▶ [Stated goal] Copy all lines holding the word "xlabel" from the entries.

▶ [Data in this exercise]
────────
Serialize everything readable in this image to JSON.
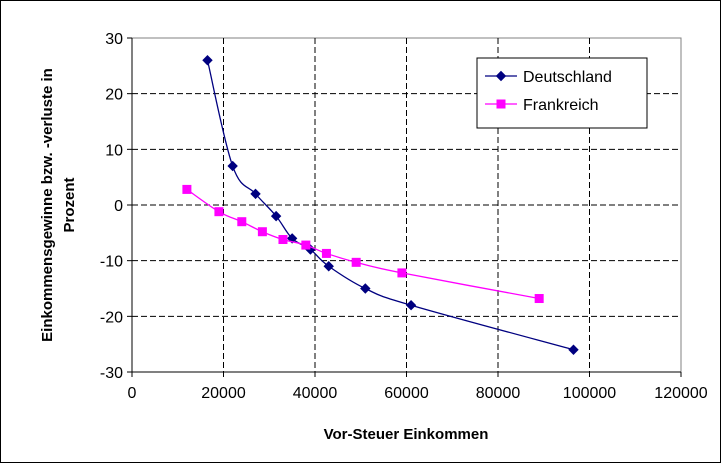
{
  "chart_data": {
    "type": "line",
    "title": "",
    "xlabel": "Vor-Steuer Einkommen",
    "ylabel_lines": [
      "Einkommensgewinne bzw. -verluste in",
      "Prozent"
    ],
    "xlim": [
      0,
      120000
    ],
    "ylim": [
      -30,
      30
    ],
    "x_ticks": [
      0,
      20000,
      40000,
      60000,
      80000,
      100000,
      120000
    ],
    "y_ticks": [
      30,
      20,
      10,
      0,
      -10,
      -20,
      -30
    ],
    "grid": true,
    "legend_position": "top-right",
    "series": [
      {
        "name": "Deutschland",
        "color": "#000080",
        "marker": "diamond",
        "x": [
          16500,
          22000,
          27000,
          31500,
          35000,
          39000,
          43000,
          51000,
          61000,
          96500
        ],
        "y": [
          26,
          7,
          2,
          -2,
          -6,
          -8,
          -11,
          -15,
          -18,
          -26
        ]
      },
      {
        "name": "Frankreich",
        "color": "#ff00ff",
        "marker": "square",
        "x": [
          12000,
          19000,
          24000,
          28500,
          33000,
          38000,
          42500,
          49000,
          59000,
          89000
        ],
        "y": [
          2.8,
          -1.2,
          -3.0,
          -4.8,
          -6.2,
          -7.2,
          -8.7,
          -10.3,
          -12.2,
          -16.8
        ]
      }
    ]
  }
}
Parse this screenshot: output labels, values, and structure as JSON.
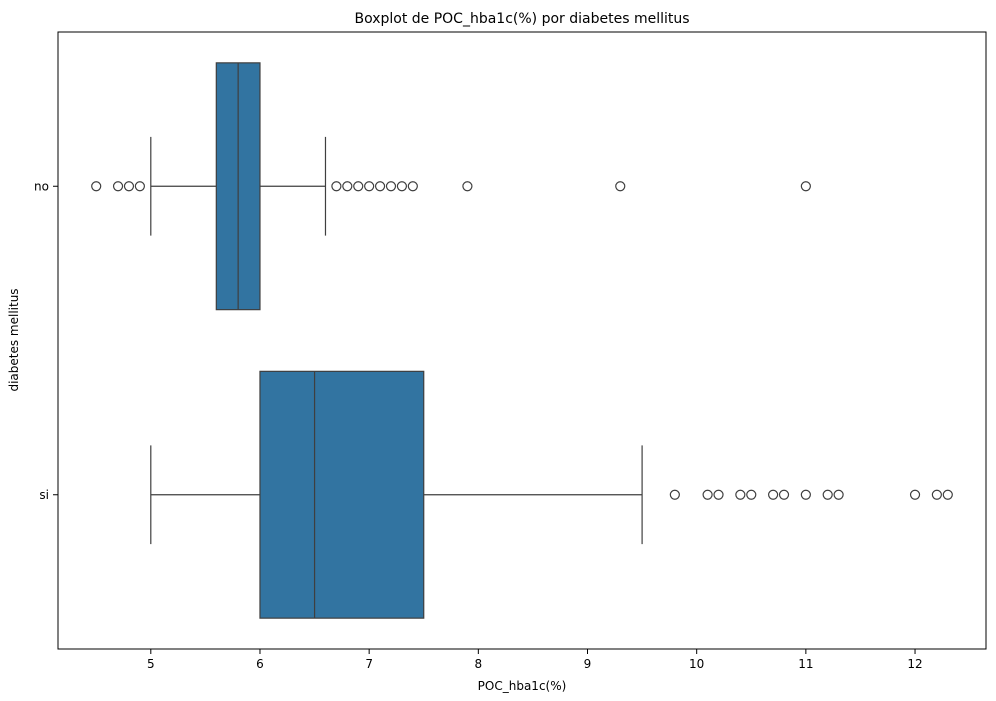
{
  "chart_data": {
    "type": "boxplot",
    "orientation": "horizontal",
    "title": "Boxplot de POC_hba1c(%) por diabetes mellitus",
    "xlabel": "POC_hba1c(%)",
    "ylabel": "diabetes mellitus",
    "xlim": [
      4.15,
      12.65
    ],
    "xticks": [
      5,
      6,
      7,
      8,
      9,
      10,
      11,
      12
    ],
    "xtick_labels": [
      "5",
      "6",
      "7",
      "8",
      "9",
      "10",
      "11",
      "12"
    ],
    "categories": [
      "no",
      "si"
    ],
    "box_color": "#3274a1",
    "line_color": "#3f3f3f",
    "groups": [
      {
        "category": "no",
        "whisker_low": 5.0,
        "q1": 5.6,
        "median": 5.8,
        "q3": 6.0,
        "whisker_high": 6.6,
        "outliers": [
          4.5,
          4.7,
          4.8,
          4.9,
          6.7,
          6.8,
          6.9,
          7.0,
          7.1,
          7.2,
          7.3,
          7.4,
          7.9,
          9.3,
          11.0
        ]
      },
      {
        "category": "si",
        "whisker_low": 5.0,
        "q1": 6.0,
        "median": 6.5,
        "q3": 7.5,
        "whisker_high": 9.5,
        "outliers": [
          9.8,
          10.1,
          10.2,
          10.4,
          10.5,
          10.7,
          10.8,
          11.0,
          11.2,
          11.3,
          12.0,
          12.2,
          12.3
        ]
      }
    ]
  }
}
────────
▶ [Solution to the exercise]
    "xlabel": "Vor-Steuer Einkommen",
    "xlabel": "POC_hba1c(%)",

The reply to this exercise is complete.